Start of Input

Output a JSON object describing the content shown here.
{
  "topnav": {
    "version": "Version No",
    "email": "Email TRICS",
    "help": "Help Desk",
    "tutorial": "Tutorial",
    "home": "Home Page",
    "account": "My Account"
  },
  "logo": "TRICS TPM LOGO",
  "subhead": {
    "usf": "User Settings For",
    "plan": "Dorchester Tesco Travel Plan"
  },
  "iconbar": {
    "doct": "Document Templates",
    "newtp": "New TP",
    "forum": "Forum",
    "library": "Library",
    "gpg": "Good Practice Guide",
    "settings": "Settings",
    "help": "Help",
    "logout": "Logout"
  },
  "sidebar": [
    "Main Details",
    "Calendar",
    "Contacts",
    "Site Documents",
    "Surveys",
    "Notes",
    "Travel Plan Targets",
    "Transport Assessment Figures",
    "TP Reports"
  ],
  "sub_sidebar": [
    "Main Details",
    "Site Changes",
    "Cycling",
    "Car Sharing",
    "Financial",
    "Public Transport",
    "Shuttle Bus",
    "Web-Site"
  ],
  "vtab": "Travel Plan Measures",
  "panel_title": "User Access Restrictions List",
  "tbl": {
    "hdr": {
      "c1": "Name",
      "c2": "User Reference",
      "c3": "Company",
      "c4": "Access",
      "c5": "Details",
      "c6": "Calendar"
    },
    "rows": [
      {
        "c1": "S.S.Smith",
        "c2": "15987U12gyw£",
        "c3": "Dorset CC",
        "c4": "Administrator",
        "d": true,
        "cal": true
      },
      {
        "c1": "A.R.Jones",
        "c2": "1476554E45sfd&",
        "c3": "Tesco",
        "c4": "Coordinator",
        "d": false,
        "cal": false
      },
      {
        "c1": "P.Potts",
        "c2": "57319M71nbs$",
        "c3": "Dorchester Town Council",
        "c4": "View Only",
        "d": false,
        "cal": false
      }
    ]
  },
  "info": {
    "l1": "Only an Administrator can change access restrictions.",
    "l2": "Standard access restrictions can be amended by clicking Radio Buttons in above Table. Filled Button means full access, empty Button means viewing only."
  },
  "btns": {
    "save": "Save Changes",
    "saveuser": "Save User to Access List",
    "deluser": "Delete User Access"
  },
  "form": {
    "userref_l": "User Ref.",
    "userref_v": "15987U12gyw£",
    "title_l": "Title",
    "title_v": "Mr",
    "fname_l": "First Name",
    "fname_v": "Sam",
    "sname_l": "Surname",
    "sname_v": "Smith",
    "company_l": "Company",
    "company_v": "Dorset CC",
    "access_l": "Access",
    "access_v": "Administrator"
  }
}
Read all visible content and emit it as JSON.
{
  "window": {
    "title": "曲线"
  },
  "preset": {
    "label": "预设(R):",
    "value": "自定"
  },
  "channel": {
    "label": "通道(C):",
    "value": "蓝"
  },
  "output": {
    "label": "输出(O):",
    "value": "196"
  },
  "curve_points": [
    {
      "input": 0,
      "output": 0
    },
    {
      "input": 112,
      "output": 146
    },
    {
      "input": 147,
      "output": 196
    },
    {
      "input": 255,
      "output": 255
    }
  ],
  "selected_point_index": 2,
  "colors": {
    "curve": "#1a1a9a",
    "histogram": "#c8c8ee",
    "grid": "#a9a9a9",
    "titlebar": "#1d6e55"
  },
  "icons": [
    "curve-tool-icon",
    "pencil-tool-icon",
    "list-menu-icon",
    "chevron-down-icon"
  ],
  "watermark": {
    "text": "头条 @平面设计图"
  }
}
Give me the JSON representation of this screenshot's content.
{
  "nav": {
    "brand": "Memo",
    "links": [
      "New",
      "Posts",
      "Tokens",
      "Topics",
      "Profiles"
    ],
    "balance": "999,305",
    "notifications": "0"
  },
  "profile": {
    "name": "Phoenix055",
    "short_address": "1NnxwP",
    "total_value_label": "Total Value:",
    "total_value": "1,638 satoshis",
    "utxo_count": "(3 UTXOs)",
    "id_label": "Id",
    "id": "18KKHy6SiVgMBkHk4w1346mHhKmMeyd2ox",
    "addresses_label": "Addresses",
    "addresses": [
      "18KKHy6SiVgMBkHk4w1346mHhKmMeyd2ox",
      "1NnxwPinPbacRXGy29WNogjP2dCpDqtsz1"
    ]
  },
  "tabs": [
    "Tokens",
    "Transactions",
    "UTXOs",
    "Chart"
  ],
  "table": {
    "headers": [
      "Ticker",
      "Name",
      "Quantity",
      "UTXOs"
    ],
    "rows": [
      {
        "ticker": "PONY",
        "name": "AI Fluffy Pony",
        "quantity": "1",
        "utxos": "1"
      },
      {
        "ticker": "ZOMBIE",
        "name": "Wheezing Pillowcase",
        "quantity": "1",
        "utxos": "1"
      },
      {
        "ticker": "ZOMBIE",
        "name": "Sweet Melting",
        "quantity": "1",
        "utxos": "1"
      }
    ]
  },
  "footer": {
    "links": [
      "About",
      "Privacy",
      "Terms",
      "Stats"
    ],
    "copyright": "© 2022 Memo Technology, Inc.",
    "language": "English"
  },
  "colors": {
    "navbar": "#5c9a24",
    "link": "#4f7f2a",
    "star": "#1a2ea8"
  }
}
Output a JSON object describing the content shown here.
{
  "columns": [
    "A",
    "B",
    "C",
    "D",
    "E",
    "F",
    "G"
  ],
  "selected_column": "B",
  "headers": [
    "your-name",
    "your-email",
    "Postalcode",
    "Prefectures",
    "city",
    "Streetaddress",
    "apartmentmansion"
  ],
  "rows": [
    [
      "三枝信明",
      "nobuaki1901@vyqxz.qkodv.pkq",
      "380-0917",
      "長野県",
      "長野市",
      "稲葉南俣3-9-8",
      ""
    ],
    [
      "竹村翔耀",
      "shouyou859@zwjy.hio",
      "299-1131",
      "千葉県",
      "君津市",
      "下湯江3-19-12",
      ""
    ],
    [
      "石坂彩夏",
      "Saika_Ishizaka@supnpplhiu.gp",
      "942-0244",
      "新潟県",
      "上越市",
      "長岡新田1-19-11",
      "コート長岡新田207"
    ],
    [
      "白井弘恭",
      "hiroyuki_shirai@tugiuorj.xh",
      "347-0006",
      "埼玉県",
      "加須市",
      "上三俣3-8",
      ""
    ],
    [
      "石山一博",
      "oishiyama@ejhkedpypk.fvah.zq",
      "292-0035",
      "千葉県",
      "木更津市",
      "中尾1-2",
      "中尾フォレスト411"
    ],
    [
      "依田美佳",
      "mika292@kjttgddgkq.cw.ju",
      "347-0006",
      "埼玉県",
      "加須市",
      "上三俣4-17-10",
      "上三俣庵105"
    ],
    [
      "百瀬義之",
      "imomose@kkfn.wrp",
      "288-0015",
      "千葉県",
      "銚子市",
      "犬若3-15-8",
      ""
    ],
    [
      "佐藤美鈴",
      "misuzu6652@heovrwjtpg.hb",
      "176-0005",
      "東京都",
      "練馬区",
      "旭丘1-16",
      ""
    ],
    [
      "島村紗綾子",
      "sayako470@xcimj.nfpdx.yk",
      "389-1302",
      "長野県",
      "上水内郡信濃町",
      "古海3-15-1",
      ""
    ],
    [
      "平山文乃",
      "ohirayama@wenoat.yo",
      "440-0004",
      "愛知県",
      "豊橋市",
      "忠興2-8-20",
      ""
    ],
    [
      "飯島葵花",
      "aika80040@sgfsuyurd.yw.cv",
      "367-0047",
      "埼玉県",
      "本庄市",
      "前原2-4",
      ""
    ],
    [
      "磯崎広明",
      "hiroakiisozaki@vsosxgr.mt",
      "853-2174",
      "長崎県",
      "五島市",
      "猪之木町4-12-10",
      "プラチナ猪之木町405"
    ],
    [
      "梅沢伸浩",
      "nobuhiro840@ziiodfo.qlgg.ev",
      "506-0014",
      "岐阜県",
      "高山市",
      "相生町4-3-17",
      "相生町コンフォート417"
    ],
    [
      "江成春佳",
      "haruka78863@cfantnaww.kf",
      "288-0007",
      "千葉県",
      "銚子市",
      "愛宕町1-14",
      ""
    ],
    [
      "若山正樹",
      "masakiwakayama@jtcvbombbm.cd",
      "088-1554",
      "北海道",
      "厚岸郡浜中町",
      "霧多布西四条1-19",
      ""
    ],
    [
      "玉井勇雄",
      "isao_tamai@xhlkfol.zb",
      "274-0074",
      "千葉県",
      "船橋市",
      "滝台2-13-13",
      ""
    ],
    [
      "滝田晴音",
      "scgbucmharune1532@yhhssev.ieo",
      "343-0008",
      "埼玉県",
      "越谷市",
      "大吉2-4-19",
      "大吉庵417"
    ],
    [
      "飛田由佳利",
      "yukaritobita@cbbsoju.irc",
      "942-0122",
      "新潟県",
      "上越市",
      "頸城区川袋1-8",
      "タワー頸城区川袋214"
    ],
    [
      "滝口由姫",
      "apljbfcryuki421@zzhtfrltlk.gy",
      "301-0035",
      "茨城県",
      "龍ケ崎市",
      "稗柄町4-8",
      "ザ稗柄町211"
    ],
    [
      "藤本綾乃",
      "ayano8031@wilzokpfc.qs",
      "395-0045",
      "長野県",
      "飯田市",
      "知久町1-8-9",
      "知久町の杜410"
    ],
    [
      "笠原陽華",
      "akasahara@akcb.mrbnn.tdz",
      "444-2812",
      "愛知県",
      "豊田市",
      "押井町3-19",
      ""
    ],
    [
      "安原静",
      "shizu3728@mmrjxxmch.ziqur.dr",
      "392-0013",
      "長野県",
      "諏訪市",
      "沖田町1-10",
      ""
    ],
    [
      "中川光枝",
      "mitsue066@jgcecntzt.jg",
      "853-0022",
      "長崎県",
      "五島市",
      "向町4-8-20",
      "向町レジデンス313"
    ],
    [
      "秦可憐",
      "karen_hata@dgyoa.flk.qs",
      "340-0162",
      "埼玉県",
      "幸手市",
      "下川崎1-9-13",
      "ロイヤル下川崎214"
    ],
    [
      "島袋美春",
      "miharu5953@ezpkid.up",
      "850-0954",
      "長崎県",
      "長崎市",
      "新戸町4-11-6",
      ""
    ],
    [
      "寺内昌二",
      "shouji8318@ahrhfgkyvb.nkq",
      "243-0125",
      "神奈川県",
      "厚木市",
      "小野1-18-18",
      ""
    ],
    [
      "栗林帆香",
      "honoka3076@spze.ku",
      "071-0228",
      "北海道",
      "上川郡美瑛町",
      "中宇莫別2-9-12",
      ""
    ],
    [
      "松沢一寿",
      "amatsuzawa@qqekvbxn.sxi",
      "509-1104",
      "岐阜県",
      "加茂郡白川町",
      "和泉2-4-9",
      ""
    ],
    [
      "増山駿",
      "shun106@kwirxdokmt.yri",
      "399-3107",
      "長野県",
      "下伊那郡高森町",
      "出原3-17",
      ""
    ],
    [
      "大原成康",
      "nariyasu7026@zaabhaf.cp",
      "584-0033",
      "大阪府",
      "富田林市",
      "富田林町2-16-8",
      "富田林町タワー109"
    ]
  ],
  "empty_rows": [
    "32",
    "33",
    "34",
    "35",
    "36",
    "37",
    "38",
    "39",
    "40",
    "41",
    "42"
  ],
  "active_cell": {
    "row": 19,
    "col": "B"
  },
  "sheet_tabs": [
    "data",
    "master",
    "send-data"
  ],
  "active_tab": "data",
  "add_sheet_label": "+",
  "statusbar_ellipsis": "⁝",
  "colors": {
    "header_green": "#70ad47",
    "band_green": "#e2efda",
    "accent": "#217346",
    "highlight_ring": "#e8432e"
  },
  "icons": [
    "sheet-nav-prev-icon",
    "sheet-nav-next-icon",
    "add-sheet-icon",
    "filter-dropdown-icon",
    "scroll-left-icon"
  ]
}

End of Input

Copy each line of the records above that carries the word "TRICS".

    "email": "Email TRICS",
  "logo": "TRICS TPM LOGO",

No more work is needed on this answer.